— Directions —
Could you write out every entry exactly as it stands?
------ Supplied material ------
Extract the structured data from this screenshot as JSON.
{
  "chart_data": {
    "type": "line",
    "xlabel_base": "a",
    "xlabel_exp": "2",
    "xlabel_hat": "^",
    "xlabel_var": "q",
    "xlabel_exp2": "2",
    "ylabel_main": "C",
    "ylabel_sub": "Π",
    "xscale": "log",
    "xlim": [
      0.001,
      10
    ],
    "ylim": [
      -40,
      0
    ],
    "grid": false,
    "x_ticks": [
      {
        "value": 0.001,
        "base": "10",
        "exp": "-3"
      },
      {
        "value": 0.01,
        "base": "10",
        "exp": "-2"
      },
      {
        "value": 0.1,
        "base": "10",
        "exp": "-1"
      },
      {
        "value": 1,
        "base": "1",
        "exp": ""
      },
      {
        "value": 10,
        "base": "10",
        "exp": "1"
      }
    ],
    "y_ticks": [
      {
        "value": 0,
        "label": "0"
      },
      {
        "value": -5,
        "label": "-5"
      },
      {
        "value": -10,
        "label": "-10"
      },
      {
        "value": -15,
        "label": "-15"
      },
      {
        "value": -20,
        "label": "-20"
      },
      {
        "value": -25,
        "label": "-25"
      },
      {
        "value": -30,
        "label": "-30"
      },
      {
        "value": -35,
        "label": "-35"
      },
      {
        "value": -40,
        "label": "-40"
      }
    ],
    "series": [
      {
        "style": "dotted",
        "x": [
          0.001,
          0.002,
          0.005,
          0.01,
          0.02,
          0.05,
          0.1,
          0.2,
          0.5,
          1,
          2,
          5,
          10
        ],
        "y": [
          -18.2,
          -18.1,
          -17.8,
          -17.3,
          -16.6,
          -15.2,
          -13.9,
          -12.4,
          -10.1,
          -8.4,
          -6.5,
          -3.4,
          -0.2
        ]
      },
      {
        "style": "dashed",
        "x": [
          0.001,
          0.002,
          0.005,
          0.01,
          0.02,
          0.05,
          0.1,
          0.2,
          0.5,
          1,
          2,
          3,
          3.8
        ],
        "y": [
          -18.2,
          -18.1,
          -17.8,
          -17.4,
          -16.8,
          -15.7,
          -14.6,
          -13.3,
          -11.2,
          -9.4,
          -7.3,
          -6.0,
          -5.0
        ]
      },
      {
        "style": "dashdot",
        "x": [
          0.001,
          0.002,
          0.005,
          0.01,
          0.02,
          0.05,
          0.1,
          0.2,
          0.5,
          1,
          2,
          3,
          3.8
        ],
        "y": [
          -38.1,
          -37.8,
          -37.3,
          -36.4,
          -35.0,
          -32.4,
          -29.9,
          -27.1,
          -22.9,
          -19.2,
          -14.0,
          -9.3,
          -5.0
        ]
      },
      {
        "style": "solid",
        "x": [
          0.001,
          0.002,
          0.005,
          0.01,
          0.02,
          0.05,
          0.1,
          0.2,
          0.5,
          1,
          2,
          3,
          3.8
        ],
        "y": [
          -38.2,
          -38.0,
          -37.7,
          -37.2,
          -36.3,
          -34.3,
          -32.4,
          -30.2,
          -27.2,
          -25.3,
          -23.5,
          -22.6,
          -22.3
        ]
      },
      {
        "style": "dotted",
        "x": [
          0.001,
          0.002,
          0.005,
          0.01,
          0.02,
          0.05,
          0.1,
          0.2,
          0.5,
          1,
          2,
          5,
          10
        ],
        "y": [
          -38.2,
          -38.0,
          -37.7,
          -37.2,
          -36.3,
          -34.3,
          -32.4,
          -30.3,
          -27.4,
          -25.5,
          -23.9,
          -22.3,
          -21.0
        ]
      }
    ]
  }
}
------
— Response for this exercise —
Extract the structured data from this screenshot as JSON.
{
  "chart_data": {
    "type": "line",
    "xlabel_base": "a",
    "xlabel_exp": "2",
    "xlabel_hat": "^",
    "xlabel_var": "q",
    "xlabel_exp2": "2",
    "ylabel_main": "C",
    "ylabel_sub": "Π",
    "xscale": "log",
    "xlim": [
      0.001,
      10
    ],
    "ylim": [
      -40,
      0
    ],
    "grid": false,
    "x_ticks": [
      {
        "value": 0.001,
        "base": "10",
        "exp": "-3"
      },
      {
        "value": 0.01,
        "base": "10",
        "exp": "-2"
      },
      {
        "value": 0.1,
        "base": "10",
        "exp": "-1"
      },
      {
        "value": 1,
        "base": "1",
        "exp": ""
      },
      {
        "value": 10,
        "base": "10",
        "exp": "1"
      }
    ],
    "y_ticks": [
      {
        "value": 0,
        "label": "0"
      },
      {
        "value": -5,
        "label": "-5"
      },
      {
        "value": -10,
        "label": "-10"
      },
      {
        "value": -15,
        "label": "-15"
      },
      {
        "value": -20,
        "label": "-20"
      },
      {
        "value": -25,
        "label": "-25"
      },
      {
        "value": -30,
        "label": "-30"
      },
      {
        "value": -35,
        "label": "-35"
      },
      {
        "value": -40,
        "label": "-40"
      }
    ],
    "series": [
      {
        "style": "dotted",
        "x": [
          0.001,
          0.002,
          0.005,
          0.01,
          0.02,
          0.05,
          0.1,
          0.2,
          0.5,
          1,
          2,
          5,
          10
        ],
        "y": [
          -18.2,
          -18.1,
          -17.8,
          -17.3,
          -16.6,
          -15.2,
          -13.9,
          -12.4,
          -10.1,
          -8.4,
          -6.5,
          -3.4,
          -0.2
        ]
      },
      {
        "style": "dashed",
        "x": [
          0.001,
          0.002,
          0.005,
          0.01,
          0.02,
          0.05,
          0.1,
          0.2,
          0.5,
          1,
          2,
          3,
          3.8
        ],
        "y": [
          -18.2,
          -18.1,
          -17.8,
          -17.4,
          -16.8,
          -15.7,
          -14.6,
          -13.3,
          -11.2,
          -9.4,
          -7.3,
          -6.0,
          -5.0
        ]
      },
      {
        "style": "dashdot",
        "x": [
          0.001,
          0.002,
          0.005,
          0.01,
          0.02,
          0.05,
          0.1,
          0.2,
          0.5,
          1,
          2,
          3,
          3.8
        ],
        "y": [
          -38.1,
          -37.8,
          -37.3,
          -36.4,
          -35.0,
          -32.4,
          -29.9,
          -27.1,
          -22.9,
          -19.2,
          -14.0,
          -9.3,
          -5.0
        ]
      },
      {
        "style": "solid",
        "x": [
          0.001,
          0.002,
          0.005,
          0.01,
          0.02,
          0.05,
          0.1,
          0.2,
          0.5,
          1,
          2,
          3,
          3.8
        ],
        "y": [
          -38.2,
          -38.0,
          -37.7,
          -37.2,
          -36.3,
          -34.3,
          -32.4,
          -30.2,
          -27.2,
          -25.3,
          -23.5,
          -22.6,
          -22.3
        ]
      },
      {
        "style": "dotted",
        "x": [
          0.001,
          0.002,
          0.005,
          0.01,
          0.02,
          0.05,
          0.1,
          0.2,
          0.5,
          1,
          2,
          5,
          10
        ],
        "y": [
          -38.2,
          -38.0,
          -37.7,
          -37.2,
          -36.3,
          -34.3,
          -32.4,
          -30.3,
          -27.4,
          -25.5,
          -23.9,
          -22.3,
          -21.0
        ]
      }
    ]
  }
}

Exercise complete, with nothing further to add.